THE TASK: Count every line below in which "persone" occurs, then give only the count.

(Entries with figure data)

[Begin]

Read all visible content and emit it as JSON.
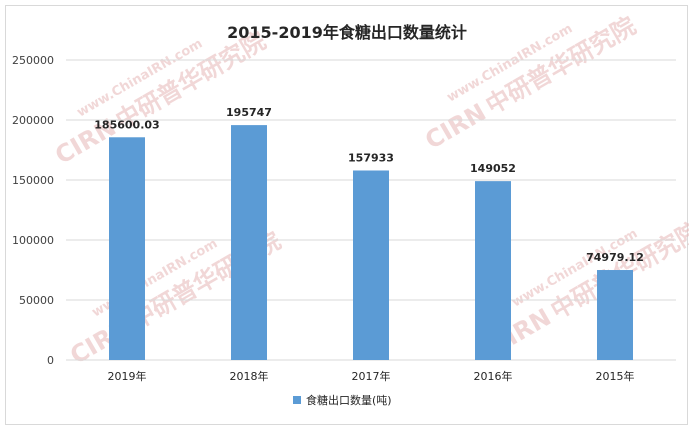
{
  "chart_data": {
    "type": "bar",
    "title": "2015-2019年食糖出口数量统计",
    "categories": [
      "2019年",
      "2018年",
      "2017年",
      "2016年",
      "2015年"
    ],
    "series": [
      {
        "name": "食糖出口数量(吨)",
        "values": [
          185600.03,
          195747,
          157933,
          149052,
          74979.12
        ],
        "labels": [
          "185600.03",
          "195747",
          "157933",
          "149052",
          "74979.12"
        ],
        "color": "#5b9bd5"
      }
    ],
    "ylim": [
      0,
      250000
    ],
    "yticks": [
      0,
      50000,
      100000,
      150000,
      200000,
      250000
    ],
    "grid": true,
    "legend": "bottom"
  },
  "watermark": {
    "url": "www.ChinaIRN.com",
    "logo": "CIRN",
    "name": "中研普华研究院"
  }
}
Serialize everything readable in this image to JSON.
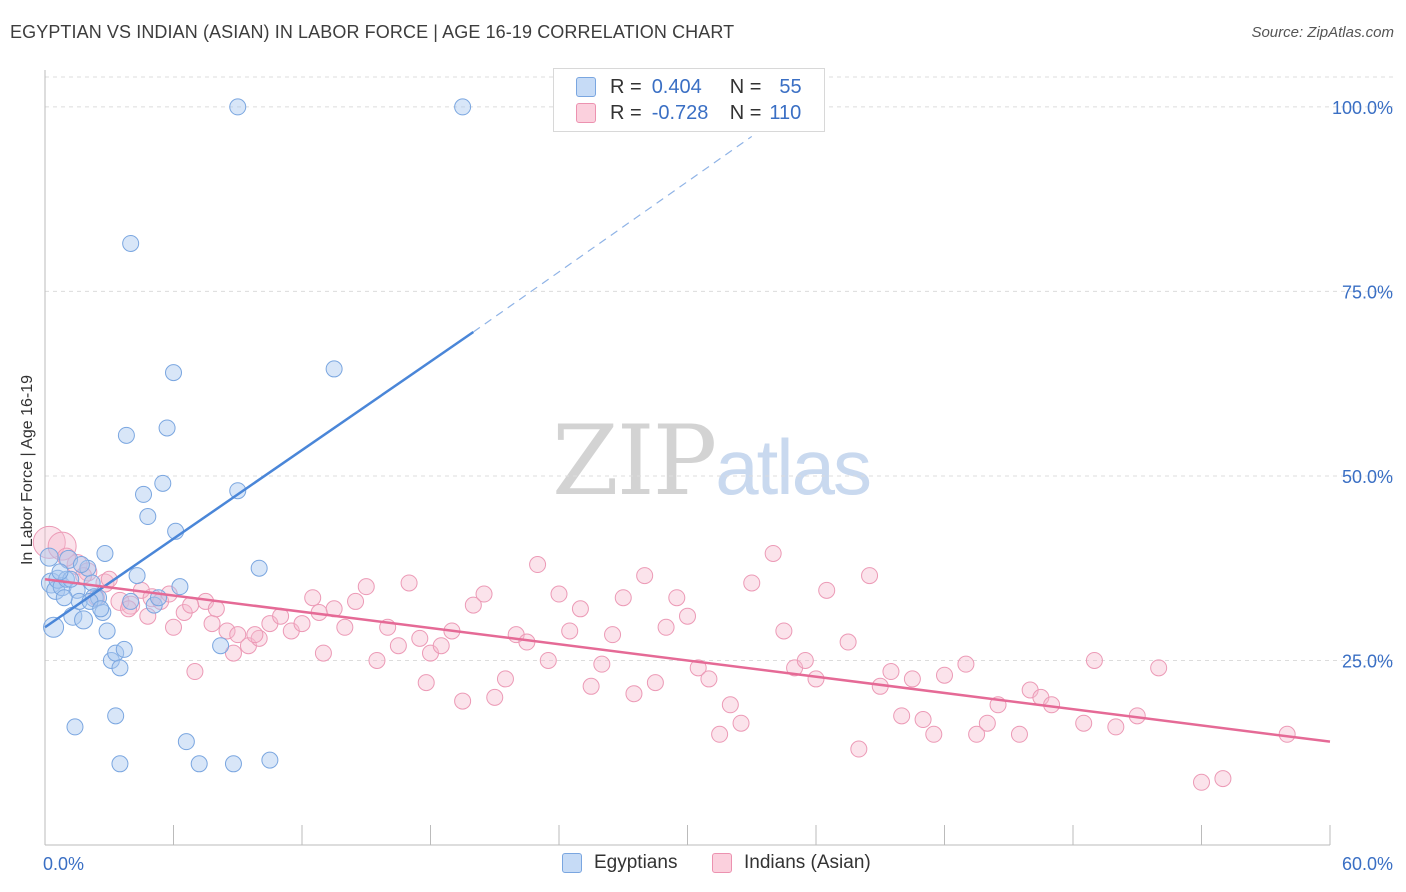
{
  "title": "EGYPTIAN VS INDIAN (ASIAN) IN LABOR FORCE | AGE 16-19 CORRELATION CHART",
  "source": "Source: ZipAtlas.com",
  "watermark": {
    "zip": "ZIP",
    "atlas": "atlas"
  },
  "legend": {
    "rows": [
      {
        "r_label": "R =",
        "r_value": "0.404",
        "n_label": "N =",
        "n_value": "55",
        "color": "#a9c8f0"
      },
      {
        "r_label": "R =",
        "r_value": "-0.728",
        "n_label": "N =",
        "n_value": "110",
        "color": "#f6b8cc"
      }
    ]
  },
  "bottom_legend": [
    {
      "label": "Egyptians",
      "color": "#a9c8f0"
    },
    {
      "label": "Indians (Asian)",
      "color": "#f6b8cc"
    }
  ],
  "chart_data": {
    "type": "scatter",
    "title": "EGYPTIAN VS INDIAN (ASIAN) IN LABOR FORCE | AGE 16-19 CORRELATION CHART",
    "ylabel": "In Labor Force | Age 16-19",
    "xlabel": "",
    "xlim": [
      0,
      60
    ],
    "ylim": [
      0,
      105
    ],
    "x_tick_labels": [
      "0.0%",
      "60.0%"
    ],
    "y_ticks": [
      25,
      50,
      75,
      100
    ],
    "y_tick_labels": [
      "25.0%",
      "50.0%",
      "75.0%",
      "100.0%"
    ],
    "grid": true,
    "legend_position": "top-center",
    "colors": {
      "egyptians": "#4a86d8",
      "egyptians_fill": "#a9c8f0",
      "indians": "#e56a96",
      "indians_fill": "#f6b8cc",
      "axis_label": "#3a6fc4"
    },
    "series": [
      {
        "name": "Egyptians",
        "trend": {
          "x0": 0,
          "y0": 29.5,
          "x1": 20,
          "y1": 69.5,
          "dashed_to_x": 33,
          "dashed_to_y": 96
        },
        "points": [
          [
            0.3,
            35.5,
            10
          ],
          [
            0.5,
            34.5,
            9
          ],
          [
            0.4,
            29.5,
            10
          ],
          [
            0.6,
            36.0,
            9
          ],
          [
            0.8,
            35.0,
            9
          ],
          [
            1.0,
            36.0,
            8
          ],
          [
            1.1,
            38.7,
            9
          ],
          [
            1.3,
            31.0,
            9
          ],
          [
            1.5,
            34.5,
            8
          ],
          [
            1.6,
            33.0,
            8
          ],
          [
            1.8,
            30.5,
            9
          ],
          [
            2.0,
            37.5,
            8
          ],
          [
            2.2,
            35.5,
            8
          ],
          [
            2.3,
            33.5,
            9
          ],
          [
            2.5,
            33.5,
            8
          ],
          [
            2.7,
            31.5,
            8
          ],
          [
            2.8,
            39.5,
            8
          ],
          [
            2.9,
            29.0,
            8
          ],
          [
            3.1,
            25.0,
            8
          ],
          [
            3.3,
            26.0,
            8
          ],
          [
            3.5,
            24.0,
            8
          ],
          [
            3.7,
            26.5,
            8
          ],
          [
            4.0,
            33.0,
            8
          ],
          [
            4.3,
            36.5,
            8
          ],
          [
            4.6,
            47.5,
            8
          ],
          [
            4.8,
            44.5,
            8
          ],
          [
            5.1,
            32.5,
            8
          ],
          [
            5.3,
            33.5,
            8
          ],
          [
            5.5,
            49.0,
            8
          ],
          [
            5.7,
            56.5,
            8
          ],
          [
            6.1,
            42.5,
            8
          ],
          [
            6.3,
            35.0,
            8
          ],
          [
            6.0,
            64.0,
            8
          ],
          [
            3.8,
            55.5,
            8
          ],
          [
            4.0,
            81.5,
            8
          ],
          [
            9.0,
            100.0,
            8
          ],
          [
            19.5,
            100.0,
            8
          ],
          [
            13.5,
            64.5,
            8
          ],
          [
            9.0,
            48.0,
            8
          ],
          [
            10.0,
            37.5,
            8
          ],
          [
            8.2,
            27.0,
            8
          ],
          [
            1.4,
            16.0,
            8
          ],
          [
            3.3,
            17.5,
            8
          ],
          [
            3.5,
            11.0,
            8
          ],
          [
            6.6,
            14.0,
            8
          ],
          [
            7.2,
            11.0,
            8
          ],
          [
            8.8,
            11.0,
            8
          ],
          [
            10.5,
            11.5,
            8
          ],
          [
            0.2,
            39.0,
            9
          ],
          [
            1.2,
            36.0,
            8
          ],
          [
            2.1,
            33.0,
            8
          ],
          [
            0.9,
            33.5,
            8
          ],
          [
            1.7,
            38.0,
            8
          ],
          [
            2.6,
            32.0,
            8
          ],
          [
            0.7,
            37.0,
            8
          ]
        ]
      },
      {
        "name": "Indians (Asian)",
        "trend": {
          "x0": 0,
          "y0": 36.0,
          "x1": 60,
          "y1": 14.0
        },
        "points": [
          [
            0.2,
            41.0,
            16
          ],
          [
            0.8,
            40.5,
            14
          ],
          [
            1.5,
            38.0,
            10
          ],
          [
            2.0,
            37.0,
            9
          ],
          [
            2.8,
            35.5,
            9
          ],
          [
            3.5,
            33.0,
            9
          ],
          [
            4.0,
            32.5,
            9
          ],
          [
            4.5,
            34.5,
            8
          ],
          [
            5.0,
            33.5,
            9
          ],
          [
            5.4,
            33.0,
            8
          ],
          [
            6.0,
            29.5,
            8
          ],
          [
            6.5,
            31.5,
            8
          ],
          [
            7.0,
            23.5,
            8
          ],
          [
            7.5,
            33.0,
            8
          ],
          [
            8.0,
            32.0,
            8
          ],
          [
            8.5,
            29.0,
            8
          ],
          [
            9.0,
            28.5,
            8
          ],
          [
            9.5,
            27.0,
            8
          ],
          [
            10.0,
            28.0,
            8
          ],
          [
            10.5,
            30.0,
            8
          ],
          [
            11.0,
            31.0,
            8
          ],
          [
            11.5,
            29.0,
            8
          ],
          [
            12.0,
            30.0,
            8
          ],
          [
            12.5,
            33.5,
            8
          ],
          [
            13.0,
            26.0,
            8
          ],
          [
            13.5,
            32.0,
            8
          ],
          [
            14.0,
            29.5,
            8
          ],
          [
            14.5,
            33.0,
            8
          ],
          [
            15.0,
            35.0,
            8
          ],
          [
            15.5,
            25.0,
            8
          ],
          [
            16.0,
            29.5,
            8
          ],
          [
            16.5,
            27.0,
            8
          ],
          [
            17.0,
            35.5,
            8
          ],
          [
            17.5,
            28.0,
            8
          ],
          [
            18.0,
            26.0,
            8
          ],
          [
            18.5,
            27.0,
            8
          ],
          [
            19.0,
            29.0,
            8
          ],
          [
            19.5,
            19.5,
            8
          ],
          [
            20.0,
            32.5,
            8
          ],
          [
            20.5,
            34.0,
            8
          ],
          [
            21.0,
            20.0,
            8
          ],
          [
            21.5,
            22.5,
            8
          ],
          [
            22.0,
            28.5,
            8
          ],
          [
            22.5,
            27.5,
            8
          ],
          [
            23.0,
            38.0,
            8
          ],
          [
            23.5,
            25.0,
            8
          ],
          [
            24.0,
            34.0,
            8
          ],
          [
            24.5,
            29.0,
            8
          ],
          [
            25.0,
            32.0,
            8
          ],
          [
            25.5,
            21.5,
            8
          ],
          [
            26.0,
            24.5,
            8
          ],
          [
            26.5,
            28.5,
            8
          ],
          [
            27.0,
            33.5,
            8
          ],
          [
            27.5,
            20.5,
            8
          ],
          [
            28.0,
            36.5,
            8
          ],
          [
            28.5,
            22.0,
            8
          ],
          [
            29.0,
            29.5,
            8
          ],
          [
            29.5,
            33.5,
            8
          ],
          [
            30.0,
            31.0,
            8
          ],
          [
            30.5,
            24.0,
            8
          ],
          [
            31.0,
            22.5,
            8
          ],
          [
            31.5,
            15.0,
            8
          ],
          [
            32.0,
            19.0,
            8
          ],
          [
            32.5,
            16.5,
            8
          ],
          [
            33.0,
            35.5,
            8
          ],
          [
            34.0,
            39.5,
            8
          ],
          [
            34.5,
            29.0,
            8
          ],
          [
            35.0,
            24.0,
            8
          ],
          [
            35.5,
            25.0,
            8
          ],
          [
            36.0,
            22.5,
            8
          ],
          [
            36.5,
            34.5,
            8
          ],
          [
            37.5,
            27.5,
            8
          ],
          [
            38.0,
            13.0,
            8
          ],
          [
            38.5,
            36.5,
            8
          ],
          [
            39.0,
            21.5,
            8
          ],
          [
            39.5,
            23.5,
            8
          ],
          [
            40.0,
            17.5,
            8
          ],
          [
            40.5,
            22.5,
            8
          ],
          [
            41.0,
            17.0,
            8
          ],
          [
            41.5,
            15.0,
            8
          ],
          [
            42.0,
            23.0,
            8
          ],
          [
            43.0,
            24.5,
            8
          ],
          [
            43.5,
            15.0,
            8
          ],
          [
            44.0,
            16.5,
            8
          ],
          [
            44.5,
            19.0,
            8
          ],
          [
            45.5,
            15.0,
            8
          ],
          [
            46.0,
            21.0,
            8
          ],
          [
            46.5,
            20.0,
            8
          ],
          [
            47.0,
            19.0,
            8
          ],
          [
            48.5,
            16.5,
            8
          ],
          [
            49.0,
            25.0,
            8
          ],
          [
            50.0,
            16.0,
            8
          ],
          [
            51.0,
            17.5,
            8
          ],
          [
            52.0,
            24.0,
            8
          ],
          [
            54.0,
            8.5,
            8
          ],
          [
            55.0,
            9.0,
            8
          ],
          [
            58.0,
            15.0,
            8
          ],
          [
            1.0,
            39.0,
            9
          ],
          [
            1.8,
            36.5,
            8
          ],
          [
            2.4,
            33.5,
            8
          ],
          [
            3.0,
            36.0,
            8
          ],
          [
            3.9,
            32.0,
            8
          ],
          [
            4.8,
            31.0,
            8
          ],
          [
            5.8,
            34.0,
            8
          ],
          [
            6.8,
            32.5,
            8
          ],
          [
            7.8,
            30.0,
            8
          ],
          [
            8.8,
            26.0,
            8
          ],
          [
            9.8,
            28.5,
            8
          ],
          [
            12.8,
            31.5,
            8
          ],
          [
            17.8,
            22.0,
            8
          ]
        ]
      }
    ]
  }
}
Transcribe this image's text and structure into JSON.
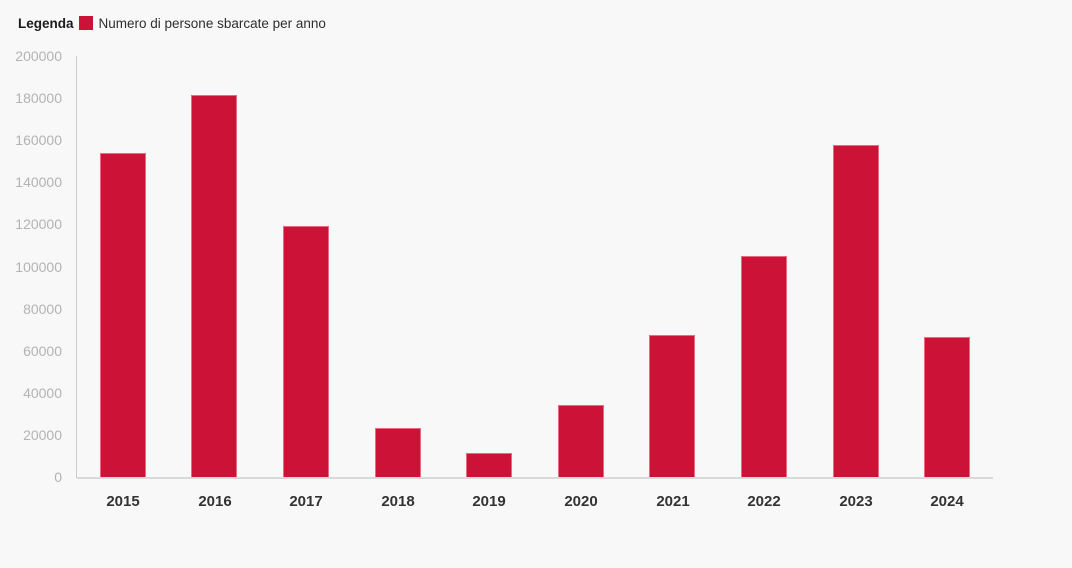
{
  "legend": {
    "title": "Legenda",
    "series_label": "Numero di persone sbarcate per anno"
  },
  "colors": {
    "bar": "#cc1237",
    "background": "#f8f8f8",
    "axis_line": "#cccccc",
    "baseline": "#d9d9d9",
    "y_label": "#b3b3b3",
    "x_label": "#333333"
  },
  "chart_data": {
    "type": "bar",
    "title": "",
    "xlabel": "",
    "ylabel": "",
    "categories": [
      "2015",
      "2016",
      "2017",
      "2018",
      "2019",
      "2020",
      "2021",
      "2022",
      "2023",
      "2024"
    ],
    "series": [
      {
        "name": "Numero di persone sbarcate per anno",
        "values": [
          153842,
          181436,
          119369,
          23370,
          11471,
          34154,
          67477,
          105131,
          157652,
          66317
        ]
      }
    ],
    "ylim": [
      0,
      200000
    ],
    "y_ticks": [
      0,
      20000,
      40000,
      60000,
      80000,
      100000,
      120000,
      140000,
      160000,
      180000,
      200000
    ],
    "grid": false,
    "legend_position": "top-left",
    "bar_color": "#cc1237"
  }
}
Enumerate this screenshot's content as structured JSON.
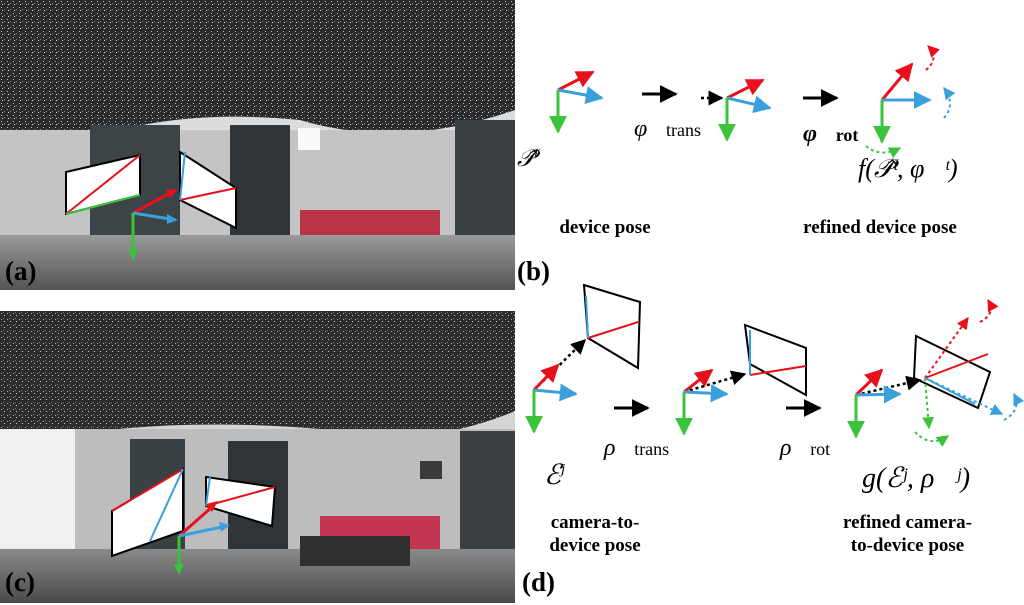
{
  "panels": {
    "a": {
      "label": "(a)"
    },
    "b": {
      "label": "(b)",
      "caption_left": "device pose",
      "caption_right": "refined device pose",
      "sym_pose": "𝒫̂",
      "sym_pose_sup": "t",
      "sym_trans": "φ⃗",
      "sym_trans_sub": "trans",
      "sym_rot": "φ⃗",
      "sym_rot_sub": "rot",
      "sym_result": "f(𝒫̂ᵗ, φ⃗ᵗ)"
    },
    "c": {
      "label": "(c)"
    },
    "d": {
      "label": "(d)",
      "caption_left_1": "camera-to-",
      "caption_left_2": "device pose",
      "caption_right_1": "refined camera-",
      "caption_right_2": "to-device pose",
      "sym_pose": "ℰ",
      "sym_pose_sup": "j",
      "sym_trans": "ρ⃗",
      "sym_trans_sub": "trans",
      "sym_rot": "ρ⃗",
      "sym_rot_sub": "rot",
      "sym_result": "g(ℰʲ, ρ⃗ʲ)"
    }
  },
  "colors": {
    "x_axis": "#e8101a",
    "y_axis": "#3aa0dc",
    "z_axis": "#3cc33c"
  }
}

[End]

RESULT BELOW: 2